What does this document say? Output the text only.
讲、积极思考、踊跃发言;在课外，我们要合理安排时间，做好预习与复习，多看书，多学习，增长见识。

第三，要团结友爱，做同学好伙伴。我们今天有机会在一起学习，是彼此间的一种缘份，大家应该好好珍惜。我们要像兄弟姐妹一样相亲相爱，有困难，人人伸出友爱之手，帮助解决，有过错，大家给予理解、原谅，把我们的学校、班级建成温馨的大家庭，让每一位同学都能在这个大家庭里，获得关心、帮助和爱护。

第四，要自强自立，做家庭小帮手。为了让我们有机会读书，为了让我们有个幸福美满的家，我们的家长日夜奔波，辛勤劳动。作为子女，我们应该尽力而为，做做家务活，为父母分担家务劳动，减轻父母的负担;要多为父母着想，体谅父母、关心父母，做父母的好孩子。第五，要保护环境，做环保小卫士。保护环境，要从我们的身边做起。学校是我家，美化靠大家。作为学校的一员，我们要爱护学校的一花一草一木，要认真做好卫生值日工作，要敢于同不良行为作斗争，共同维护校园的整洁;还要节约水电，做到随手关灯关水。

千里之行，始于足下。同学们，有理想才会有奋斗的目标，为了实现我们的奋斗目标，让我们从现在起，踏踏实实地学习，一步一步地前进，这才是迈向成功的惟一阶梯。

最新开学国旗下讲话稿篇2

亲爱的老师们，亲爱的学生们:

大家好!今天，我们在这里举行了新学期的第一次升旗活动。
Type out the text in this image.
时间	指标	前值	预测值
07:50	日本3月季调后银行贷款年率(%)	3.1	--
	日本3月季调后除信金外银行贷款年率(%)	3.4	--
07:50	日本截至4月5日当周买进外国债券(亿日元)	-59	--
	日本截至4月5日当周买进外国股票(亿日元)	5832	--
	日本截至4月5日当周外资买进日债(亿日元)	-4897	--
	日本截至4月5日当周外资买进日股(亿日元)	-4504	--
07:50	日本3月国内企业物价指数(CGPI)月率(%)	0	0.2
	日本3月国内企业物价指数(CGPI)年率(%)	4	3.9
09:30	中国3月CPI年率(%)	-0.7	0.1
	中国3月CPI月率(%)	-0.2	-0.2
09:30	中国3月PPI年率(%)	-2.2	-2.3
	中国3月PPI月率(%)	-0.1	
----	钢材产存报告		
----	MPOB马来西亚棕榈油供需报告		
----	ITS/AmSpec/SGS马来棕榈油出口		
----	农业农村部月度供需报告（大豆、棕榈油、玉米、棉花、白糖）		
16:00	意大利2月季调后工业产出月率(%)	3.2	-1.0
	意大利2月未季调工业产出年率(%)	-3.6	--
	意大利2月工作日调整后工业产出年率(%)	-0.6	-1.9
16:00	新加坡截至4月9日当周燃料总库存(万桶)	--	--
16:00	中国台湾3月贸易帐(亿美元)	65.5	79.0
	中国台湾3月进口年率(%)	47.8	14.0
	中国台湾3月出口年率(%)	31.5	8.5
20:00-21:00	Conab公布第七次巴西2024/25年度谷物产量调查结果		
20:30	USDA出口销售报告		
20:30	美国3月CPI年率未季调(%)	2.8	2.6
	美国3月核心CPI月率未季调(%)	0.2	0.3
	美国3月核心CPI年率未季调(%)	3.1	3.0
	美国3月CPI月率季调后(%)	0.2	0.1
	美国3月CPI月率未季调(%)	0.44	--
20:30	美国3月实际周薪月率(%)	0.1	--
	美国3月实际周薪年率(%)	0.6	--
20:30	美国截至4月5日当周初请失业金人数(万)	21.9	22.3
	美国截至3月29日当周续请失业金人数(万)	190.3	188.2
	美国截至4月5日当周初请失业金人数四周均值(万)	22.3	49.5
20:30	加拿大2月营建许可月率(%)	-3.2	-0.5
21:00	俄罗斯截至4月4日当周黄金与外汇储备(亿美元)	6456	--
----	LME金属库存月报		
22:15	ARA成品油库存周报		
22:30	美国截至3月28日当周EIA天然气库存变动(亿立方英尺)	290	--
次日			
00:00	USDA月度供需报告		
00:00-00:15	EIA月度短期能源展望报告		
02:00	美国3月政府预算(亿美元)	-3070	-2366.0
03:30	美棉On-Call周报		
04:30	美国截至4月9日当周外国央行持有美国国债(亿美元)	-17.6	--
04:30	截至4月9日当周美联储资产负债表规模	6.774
● ● ● ● ● ● ●
*WHAT YOU ARE ASKED TO DO*: Only lines with "text" are wanted here; list each of them.

*FINISHED ANSWER*:
What does this document say? Output the text only.
Type out the text in this image.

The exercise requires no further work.